▸ **Request**:
Extract each line from the entries below that has the string "TEXTILE" in it.

▸ **The data**:
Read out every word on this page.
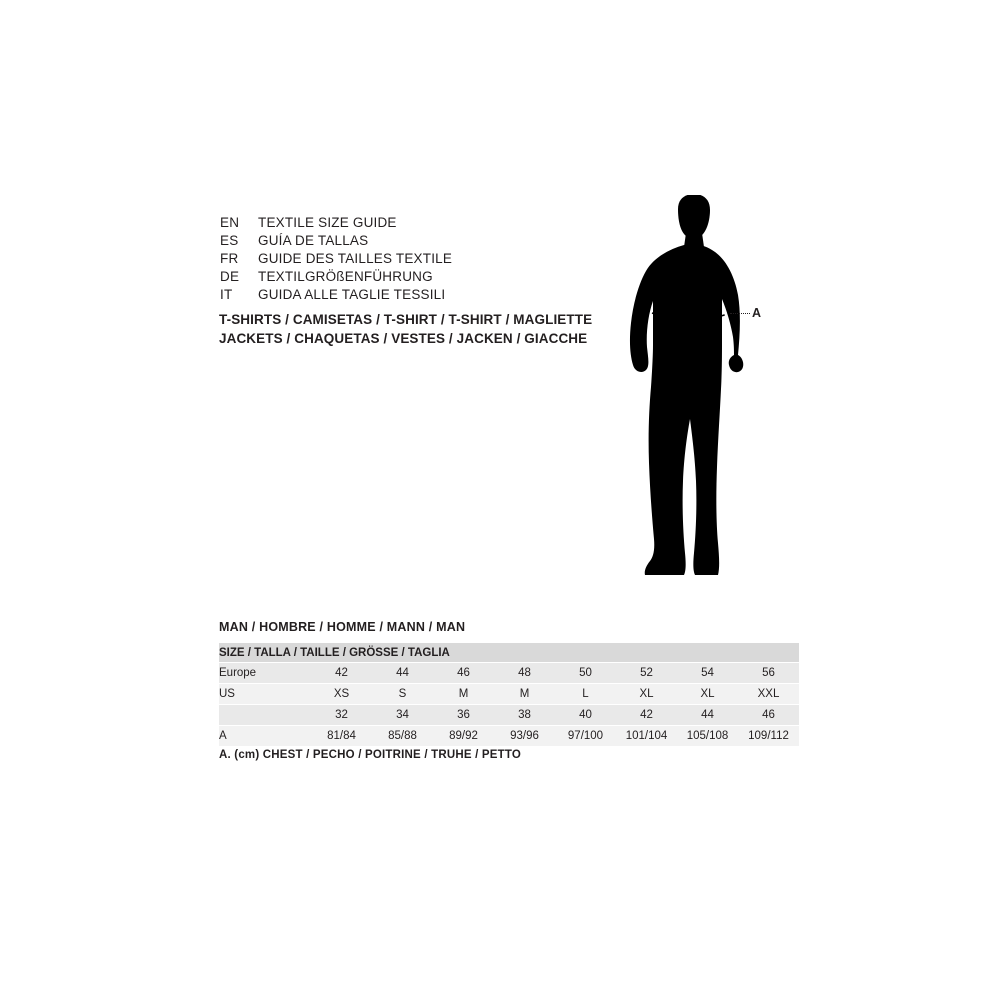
EN	TEXTILE SIZE GUIDE
ES	GUÍA DE TALLAS
FR	GUIDE DES TAILLES TEXTILE
DE	TEXTILGRÖßENFÜHRUNG
IT	GUIDA ALLE TAGLIE TESSILI
T-SHIRTS / CAMISETAS / T-SHIRT / T-SHIRT / MAGLIETTE
JACKETS / CHAQUETAS / VESTES / JACKEN / GIACCHE
A
MAN / HOMBRE / HOMME / MANN / MAN
SIZE / TALLA / TAILLE / GRÖSSE / TAGLIA								
Europe	42	44	46	48	50	52	54	56
US	XS	S	M	M	L	XL	XL	XXL
	32	34	36	38	40	42	44	46
A	81/84	85/88	89/92	93/96	97/100	101/104	105/108	109/112
A. (cm) CHEST / PECHO / POITRINE / TRUHE / PETTO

▸ **Final answer**:
EN	TEXTILE SIZE GUIDE
FR	GUIDE DES TAILLES TEXTILE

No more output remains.